(TASK TO CARRY OUT) Write out the entries again exactly as they are given.

(EXTRACTED ENTRIES)
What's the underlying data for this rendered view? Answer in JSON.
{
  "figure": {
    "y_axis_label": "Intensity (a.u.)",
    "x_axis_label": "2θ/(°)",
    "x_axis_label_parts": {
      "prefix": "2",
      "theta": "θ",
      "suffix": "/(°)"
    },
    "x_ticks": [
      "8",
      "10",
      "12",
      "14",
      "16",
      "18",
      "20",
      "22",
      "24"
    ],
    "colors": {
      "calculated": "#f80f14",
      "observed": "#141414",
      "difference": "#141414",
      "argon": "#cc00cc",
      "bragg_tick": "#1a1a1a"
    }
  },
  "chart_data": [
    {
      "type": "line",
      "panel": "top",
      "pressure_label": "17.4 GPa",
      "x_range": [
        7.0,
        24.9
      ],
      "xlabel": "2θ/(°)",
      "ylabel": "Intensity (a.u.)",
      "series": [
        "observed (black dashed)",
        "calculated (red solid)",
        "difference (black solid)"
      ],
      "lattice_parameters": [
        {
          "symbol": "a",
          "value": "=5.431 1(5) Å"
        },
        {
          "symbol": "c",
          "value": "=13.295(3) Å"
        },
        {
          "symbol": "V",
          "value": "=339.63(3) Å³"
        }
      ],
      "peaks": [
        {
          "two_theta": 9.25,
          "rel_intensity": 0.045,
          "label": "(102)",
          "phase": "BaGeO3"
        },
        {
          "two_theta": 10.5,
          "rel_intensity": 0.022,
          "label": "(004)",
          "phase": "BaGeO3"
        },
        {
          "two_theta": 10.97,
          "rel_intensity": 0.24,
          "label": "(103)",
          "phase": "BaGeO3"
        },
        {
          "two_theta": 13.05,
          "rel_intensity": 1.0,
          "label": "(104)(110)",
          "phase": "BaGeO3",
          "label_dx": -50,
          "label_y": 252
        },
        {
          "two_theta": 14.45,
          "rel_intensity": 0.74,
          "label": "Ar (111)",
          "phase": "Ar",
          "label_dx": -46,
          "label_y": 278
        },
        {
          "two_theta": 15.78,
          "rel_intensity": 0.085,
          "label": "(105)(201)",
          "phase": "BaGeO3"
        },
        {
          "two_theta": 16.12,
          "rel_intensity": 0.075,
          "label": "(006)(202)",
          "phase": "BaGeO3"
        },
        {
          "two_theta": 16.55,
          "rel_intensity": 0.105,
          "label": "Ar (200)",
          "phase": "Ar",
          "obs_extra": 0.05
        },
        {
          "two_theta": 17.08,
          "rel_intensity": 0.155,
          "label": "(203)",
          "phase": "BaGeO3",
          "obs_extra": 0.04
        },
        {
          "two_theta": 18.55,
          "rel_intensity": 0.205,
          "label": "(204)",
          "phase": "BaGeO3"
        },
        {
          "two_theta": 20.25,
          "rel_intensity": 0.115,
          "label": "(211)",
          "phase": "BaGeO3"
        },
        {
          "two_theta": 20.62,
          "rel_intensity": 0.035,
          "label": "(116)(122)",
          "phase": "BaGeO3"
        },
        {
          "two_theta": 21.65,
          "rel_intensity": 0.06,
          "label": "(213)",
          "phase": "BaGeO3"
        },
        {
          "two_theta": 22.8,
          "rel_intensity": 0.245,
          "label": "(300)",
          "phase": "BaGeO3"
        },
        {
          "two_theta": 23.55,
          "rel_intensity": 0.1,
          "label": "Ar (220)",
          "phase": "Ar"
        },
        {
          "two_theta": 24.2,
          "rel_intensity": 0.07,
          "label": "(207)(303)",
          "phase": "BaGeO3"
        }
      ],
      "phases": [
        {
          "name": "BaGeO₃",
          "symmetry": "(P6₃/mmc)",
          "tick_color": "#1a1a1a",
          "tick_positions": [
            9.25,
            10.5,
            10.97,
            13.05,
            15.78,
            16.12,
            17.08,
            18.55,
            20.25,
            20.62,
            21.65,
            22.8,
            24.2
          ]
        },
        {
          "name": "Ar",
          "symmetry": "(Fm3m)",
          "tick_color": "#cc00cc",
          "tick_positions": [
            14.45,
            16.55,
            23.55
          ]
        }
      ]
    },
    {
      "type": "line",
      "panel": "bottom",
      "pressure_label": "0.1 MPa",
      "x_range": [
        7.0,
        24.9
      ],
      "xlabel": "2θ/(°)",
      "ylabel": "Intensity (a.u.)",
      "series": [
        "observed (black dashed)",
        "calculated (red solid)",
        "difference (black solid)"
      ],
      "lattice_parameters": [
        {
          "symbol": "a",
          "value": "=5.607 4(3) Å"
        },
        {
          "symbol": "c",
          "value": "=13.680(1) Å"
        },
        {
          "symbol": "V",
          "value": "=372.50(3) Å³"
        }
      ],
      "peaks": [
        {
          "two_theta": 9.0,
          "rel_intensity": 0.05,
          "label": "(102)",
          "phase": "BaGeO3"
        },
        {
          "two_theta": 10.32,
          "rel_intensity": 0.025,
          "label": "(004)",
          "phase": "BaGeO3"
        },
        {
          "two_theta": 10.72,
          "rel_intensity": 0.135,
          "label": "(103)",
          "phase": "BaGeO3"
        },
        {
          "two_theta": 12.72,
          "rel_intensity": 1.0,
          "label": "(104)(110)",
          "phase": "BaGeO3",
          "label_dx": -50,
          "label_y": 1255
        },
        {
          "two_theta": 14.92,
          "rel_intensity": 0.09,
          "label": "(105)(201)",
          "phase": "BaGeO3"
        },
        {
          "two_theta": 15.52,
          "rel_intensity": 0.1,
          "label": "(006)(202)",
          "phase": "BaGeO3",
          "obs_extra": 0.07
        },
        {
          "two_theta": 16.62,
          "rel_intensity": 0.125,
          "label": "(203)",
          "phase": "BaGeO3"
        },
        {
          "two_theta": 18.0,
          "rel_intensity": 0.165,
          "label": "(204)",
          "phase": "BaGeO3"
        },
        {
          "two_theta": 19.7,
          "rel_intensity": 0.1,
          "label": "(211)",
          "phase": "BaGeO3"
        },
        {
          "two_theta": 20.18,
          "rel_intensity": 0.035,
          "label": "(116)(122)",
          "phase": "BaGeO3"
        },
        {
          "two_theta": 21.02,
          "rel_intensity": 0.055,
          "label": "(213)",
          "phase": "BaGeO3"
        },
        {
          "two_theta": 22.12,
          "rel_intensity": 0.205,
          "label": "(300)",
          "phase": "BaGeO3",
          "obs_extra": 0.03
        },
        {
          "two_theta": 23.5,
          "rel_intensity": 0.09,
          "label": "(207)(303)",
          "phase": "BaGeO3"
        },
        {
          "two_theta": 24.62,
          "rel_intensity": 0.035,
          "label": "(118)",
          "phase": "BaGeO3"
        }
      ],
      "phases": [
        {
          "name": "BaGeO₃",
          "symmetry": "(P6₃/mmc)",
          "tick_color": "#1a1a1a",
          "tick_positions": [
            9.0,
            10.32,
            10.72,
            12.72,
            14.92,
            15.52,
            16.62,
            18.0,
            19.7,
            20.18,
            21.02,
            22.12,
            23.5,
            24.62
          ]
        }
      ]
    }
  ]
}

(RESPONSE FOR THIS EXERCISE)
What's the underlying data for this rendered view? Answer in JSON.
{
  "figure": {
    "y_axis_label": "Intensity (a.u.)",
    "x_axis_label": "2θ/(°)",
    "x_axis_label_parts": {
      "prefix": "2",
      "theta": "θ",
      "suffix": "/(°)"
    },
    "x_ticks": [
      "8",
      "10",
      "12",
      "14",
      "16",
      "18",
      "20",
      "22",
      "24"
    ],
    "colors": {
      "calculated": "#f80f14",
      "observed": "#141414",
      "difference": "#141414",
      "argon": "#cc00cc",
      "bragg_tick": "#1a1a1a"
    }
  },
  "chart_data": [
    {
      "type": "line",
      "panel": "top",
      "pressure_label": "17.4 GPa",
      "x_range": [
        7.0,
        24.9
      ],
      "xlabel": "2θ/(°)",
      "ylabel": "Intensity (a.u.)",
      "series": [
        "observed (black dashed)",
        "calculated (red solid)",
        "difference (black solid)"
      ],
      "lattice_parameters": [
        {
          "symbol": "a",
          "value": "=5.431 1(5) Å"
        },
        {
          "symbol": "c",
          "value": "=13.295(3) Å"
        },
        {
          "symbol": "V",
          "value": "=339.63(3) Å³"
        }
      ],
      "peaks": [
        {
          "two_theta": 9.25,
          "rel_intensity": 0.045,
          "label": "(102)",
          "phase": "BaGeO3"
        },
        {
          "two_theta": 10.5,
          "rel_intensity": 0.022,
          "label": "(004)",
          "phase": "BaGeO3"
        },
        {
          "two_theta": 10.97,
          "rel_intensity": 0.24,
          "label": "(103)",
          "phase": "BaGeO3"
        },
        {
          "two_theta": 13.05,
          "rel_intensity": 1.0,
          "label": "(104)(110)",
          "phase": "BaGeO3",
          "label_dx": -50,
          "label_y": 252
        },
        {
          "two_theta": 14.45,
          "rel_intensity": 0.74,
          "label": "Ar (111)",
          "phase": "Ar",
          "label_dx": -46,
          "label_y": 278
        },
        {
          "two_theta": 15.78,
          "rel_intensity": 0.085,
          "label": "(105)(201)",
          "phase": "BaGeO3"
        },
        {
          "two_theta": 16.12,
          "rel_intensity": 0.075,
          "label": "(006)(202)",
          "phase": "BaGeO3"
        },
        {
          "two_theta": 16.55,
          "rel_intensity": 0.105,
          "label": "Ar (200)",
          "phase": "Ar",
          "obs_extra": 0.05
        },
        {
          "two_theta": 17.08,
          "rel_intensity": 0.155,
          "label": "(203)",
          "phase": "BaGeO3",
          "obs_extra": 0.04
        },
        {
          "two_theta": 18.55,
          "rel_intensity": 0.205,
          "label": "(204)",
          "phase": "BaGeO3"
        },
        {
          "two_theta": 20.25,
          "rel_intensity": 0.115,
          "label": "(211)",
          "phase": "BaGeO3"
        },
        {
          "two_theta": 20.62,
          "rel_intensity": 0.035,
          "label": "(116)(122)",
          "phase": "BaGeO3"
        },
        {
          "two_theta": 21.65,
          "rel_intensity": 0.06,
          "label": "(213)",
          "phase": "BaGeO3"
        },
        {
          "two_theta": 22.8,
          "rel_intensity": 0.245,
          "label": "(300)",
          "phase": "BaGeO3"
        },
        {
          "two_theta": 23.55,
          "rel_intensity": 0.1,
          "label": "Ar (220)",
          "phase": "Ar"
        },
        {
          "two_theta": 24.2,
          "rel_intensity": 0.07,
          "label": "(207)(303)",
          "phase": "BaGeO3"
        }
      ],
      "phases": [
        {
          "name": "BaGeO₃",
          "symmetry": "(P6₃/mmc)",
          "tick_color": "#1a1a1a",
          "tick_positions": [
            9.25,
            10.5,
            10.97,
            13.05,
            15.78,
            16.12,
            17.08,
            18.55,
            20.25,
            20.62,
            21.65,
            22.8,
            24.2
          ]
        },
        {
          "name": "Ar",
          "symmetry": "(Fm3m)",
          "tick_color": "#cc00cc",
          "tick_positions": [
            14.45,
            16.55,
            23.55
          ]
        }
      ]
    },
    {
      "type": "line",
      "panel": "bottom",
      "pressure_label": "0.1 MPa",
      "x_range": [
        7.0,
        24.9
      ],
      "xlabel": "2θ/(°)",
      "ylabel": "Intensity (a.u.)",
      "series": [
        "observed (black dashed)",
        "calculated (red solid)",
        "difference (black solid)"
      ],
      "lattice_parameters": [
        {
          "symbol": "a",
          "value": "=5.607 4(3) Å"
        },
        {
          "symbol": "c",
          "value": "=13.680(1) Å"
        },
        {
          "symbol": "V",
          "value": "=372.50(3) Å³"
        }
      ],
      "peaks": [
        {
          "two_theta": 9.0,
          "rel_intensity": 0.05,
          "label": "(102)",
          "phase": "BaGeO3"
        },
        {
          "two_theta": 10.32,
          "rel_intensity": 0.025,
          "label": "(004)",
          "phase": "BaGeO3"
        },
        {
          "two_theta": 10.72,
          "rel_intensity": 0.135,
          "label": "(103)",
          "phase": "BaGeO3"
        },
        {
          "two_theta": 12.72,
          "rel_intensity": 1.0,
          "label": "(104)(110)",
          "phase": "BaGeO3",
          "label_dx": -50,
          "label_y": 1255
        },
        {
          "two_theta": 14.92,
          "rel_intensity": 0.09,
          "label": "(105)(201)",
          "phase": "BaGeO3"
        },
        {
          "two_theta": 15.52,
          "rel_intensity": 0.1,
          "label": "(006)(202)",
          "phase": "BaGeO3",
          "obs_extra": 0.07
        },
        {
          "two_theta": 16.62,
          "rel_intensity": 0.125,
          "label": "(203)",
          "phase": "BaGeO3"
        },
        {
          "two_theta": 18.0,
          "rel_intensity": 0.165,
          "label": "(204)",
          "phase": "BaGeO3"
        },
        {
          "two_theta": 19.7,
          "rel_intensity": 0.1,
          "label": "(211)",
          "phase": "BaGeO3"
        },
        {
          "two_theta": 20.18,
          "rel_intensity": 0.035,
          "label": "(116)(122)",
          "phase": "BaGeO3"
        },
        {
          "two_theta": 21.02,
          "rel_intensity": 0.055,
          "label": "(213)",
          "phase": "BaGeO3"
        },
        {
          "two_theta": 22.12,
          "rel_intensity": 0.205,
          "label": "(300)",
          "phase": "BaGeO3",
          "obs_extra": 0.03
        },
        {
          "two_theta": 23.5,
          "rel_intensity": 0.09,
          "label": "(207)(303)",
          "phase": "BaGeO3"
        },
        {
          "two_theta": 24.62,
          "rel_intensity": 0.035,
          "label": "(118)",
          "phase": "BaGeO3"
        }
      ],
      "phases": [
        {
          "name": "BaGeO₃",
          "symmetry": "(P6₃/mmc)",
          "tick_color": "#1a1a1a",
          "tick_positions": [
            9.0,
            10.32,
            10.72,
            12.72,
            14.92,
            15.52,
            16.62,
            18.0,
            19.7,
            20.18,
            21.02,
            22.12,
            23.5,
            24.62
          ]
        }
      ]
    }
  ]
}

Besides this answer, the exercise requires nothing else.